* Raw records

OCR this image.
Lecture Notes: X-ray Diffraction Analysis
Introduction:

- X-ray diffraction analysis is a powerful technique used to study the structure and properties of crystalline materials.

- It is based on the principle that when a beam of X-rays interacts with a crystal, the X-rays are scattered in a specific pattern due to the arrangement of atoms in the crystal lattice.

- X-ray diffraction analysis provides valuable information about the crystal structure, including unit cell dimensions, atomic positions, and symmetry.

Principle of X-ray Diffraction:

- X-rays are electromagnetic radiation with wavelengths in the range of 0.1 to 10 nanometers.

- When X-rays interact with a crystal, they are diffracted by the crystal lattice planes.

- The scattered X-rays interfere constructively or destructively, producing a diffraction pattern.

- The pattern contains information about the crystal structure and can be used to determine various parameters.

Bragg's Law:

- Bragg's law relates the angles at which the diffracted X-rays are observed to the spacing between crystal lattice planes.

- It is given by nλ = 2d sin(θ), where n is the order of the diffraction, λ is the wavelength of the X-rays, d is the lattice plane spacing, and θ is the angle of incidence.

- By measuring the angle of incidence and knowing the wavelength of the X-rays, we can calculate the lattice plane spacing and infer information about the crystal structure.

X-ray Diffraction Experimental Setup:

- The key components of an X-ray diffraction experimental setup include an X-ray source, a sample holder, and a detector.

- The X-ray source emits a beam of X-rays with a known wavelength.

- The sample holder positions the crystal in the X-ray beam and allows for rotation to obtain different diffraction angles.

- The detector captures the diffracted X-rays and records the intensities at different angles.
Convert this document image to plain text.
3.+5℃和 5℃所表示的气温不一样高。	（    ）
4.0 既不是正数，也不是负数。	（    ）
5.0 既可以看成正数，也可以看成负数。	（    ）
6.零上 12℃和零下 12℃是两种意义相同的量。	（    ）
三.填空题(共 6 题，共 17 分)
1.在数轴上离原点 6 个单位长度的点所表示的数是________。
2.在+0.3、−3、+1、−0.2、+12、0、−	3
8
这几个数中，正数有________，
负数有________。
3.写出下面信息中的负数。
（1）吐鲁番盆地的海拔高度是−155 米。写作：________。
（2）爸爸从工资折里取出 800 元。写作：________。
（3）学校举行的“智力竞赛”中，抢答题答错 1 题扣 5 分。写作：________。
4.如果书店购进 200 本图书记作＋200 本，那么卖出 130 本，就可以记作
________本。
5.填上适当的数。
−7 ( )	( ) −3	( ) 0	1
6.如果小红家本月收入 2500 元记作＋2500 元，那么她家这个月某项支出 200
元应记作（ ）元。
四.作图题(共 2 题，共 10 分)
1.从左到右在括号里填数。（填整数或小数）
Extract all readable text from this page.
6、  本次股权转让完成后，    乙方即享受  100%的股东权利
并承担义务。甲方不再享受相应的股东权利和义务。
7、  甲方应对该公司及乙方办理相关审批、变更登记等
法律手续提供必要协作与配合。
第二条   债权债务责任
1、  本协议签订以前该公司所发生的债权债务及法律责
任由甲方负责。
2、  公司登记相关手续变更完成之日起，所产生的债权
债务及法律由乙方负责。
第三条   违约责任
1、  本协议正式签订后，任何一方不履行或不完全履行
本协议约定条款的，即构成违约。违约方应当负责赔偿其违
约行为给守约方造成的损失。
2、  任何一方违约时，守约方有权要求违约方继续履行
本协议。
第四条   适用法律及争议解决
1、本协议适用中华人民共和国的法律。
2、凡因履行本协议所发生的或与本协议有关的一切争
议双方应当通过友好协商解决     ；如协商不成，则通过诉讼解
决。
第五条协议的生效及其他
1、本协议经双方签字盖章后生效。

* Requirement
Send back every record, precisely as written.

* Task result
OCR this image.
Lecture Notes: X-ray Diffraction Analysis
Introduction:

- X-ray diffraction analysis is a powerful technique used to study the structure and properties of crystalline materials.

- It is based on the principle that when a beam of X-rays interacts with a crystal, the X-rays are scattered in a specific pattern due to the arrangement of atoms in the crystal lattice.

- X-ray diffraction analysis provides valuable information about the crystal structure, including unit cell dimensions, atomic positions, and symmetry.

Principle of X-ray Diffraction:

- X-rays are electromagnetic radiation with wavelengths in the range of 0.1 to 10 nanometers.

- When X-rays interact with a crystal, they are diffracted by the crystal lattice planes.

- The scattered X-rays interfere constructively or destructively, producing a diffraction pattern.

- The pattern contains information about the crystal structure and can be used to determine various parameters.

Bragg's Law:

- Bragg's law relates the angles at which the diffracted X-rays are observed to the spacing between crystal lattice planes.

- It is given by nλ = 2d sin(θ), where n is the order of the diffraction, λ is the wavelength of the X-rays, d is the lattice plane spacing, and θ is the angle of incidence.

- By measuring the angle of incidence and knowing the wavelength of the X-rays, we can calculate the lattice plane spacing and infer information about the crystal structure.

X-ray Diffraction Experimental Setup:

- The key components of an X-ray diffraction experimental setup include an X-ray source, a sample holder, and a detector.

- The X-ray source emits a beam of X-rays with a known wavelength.

- The sample holder positions the crystal in the X-ray beam and allows for rotation to obtain different diffraction angles.

- The detector captures the diffracted X-rays and records the intensities at different angles.
Convert this document image to plain text.
3.+5℃和 5℃所表示的气温不一样高。	（    ）
4.0 既不是正数，也不是负数。	（    ）
5.0 既可以看成正数，也可以看成负数。	（    ）
6.零上 12℃和零下 12℃是两种意义相同的量。	（    ）
三.填空题(共 6 题，共 17 分)
1.在数轴上离原点 6 个单位长度的点所表示的数是________。
2.在+0.3、−3、+1、−0.2、+12、0、−	3
8
这几个数中，正数有________，
负数有________。
3.写出下面信息中的负数。
（1）吐鲁番盆地的海拔高度是−155 米。写作：________。
（2）爸爸从工资折里取出 800 元。写作：________。
（3）学校举行的“智力竞赛”中，抢答题答错 1 题扣 5 分。写作：________。
4.如果书店购进 200 本图书记作＋200 本，那么卖出 130 本，就可以记作
________本。
5.填上适当的数。
−7 ( )	( ) −3	( ) 0	1
6.如果小红家本月收入 2500 元记作＋2500 元，那么她家这个月某项支出 200
元应记作（ ）元。
四.作图题(共 2 题，共 10 分)
1.从左到右在括号里填数。（填整数或小数）
Extract all readable text from this page.
6、  本次股权转让完成后，    乙方即享受  100%的股东权利
并承担义务。甲方不再享受相应的股东权利和义务。
7、  甲方应对该公司及乙方办理相关审批、变更登记等
法律手续提供必要协作与配合。
第二条   债权债务责任
1、  本协议签订以前该公司所发生的债权债务及法律责
任由甲方负责。
2、  公司登记相关手续变更完成之日起，所产生的债权
债务及法律由乙方负责。
第三条   违约责任
1、  本协议正式签订后，任何一方不履行或不完全履行
本协议约定条款的，即构成违约。违约方应当负责赔偿其违
约行为给守约方造成的损失。
2、  任何一方违约时，守约方有权要求违约方继续履行
本协议。
第四条   适用法律及争议解决
1、本协议适用中华人民共和国的法律。
2、凡因履行本协议所发生的或与本协议有关的一切争
议双方应当通过友好协商解决     ；如协商不成，则通过诉讼解
决。
第五条协议的生效及其他
1、本协议经双方签字盖章后生效。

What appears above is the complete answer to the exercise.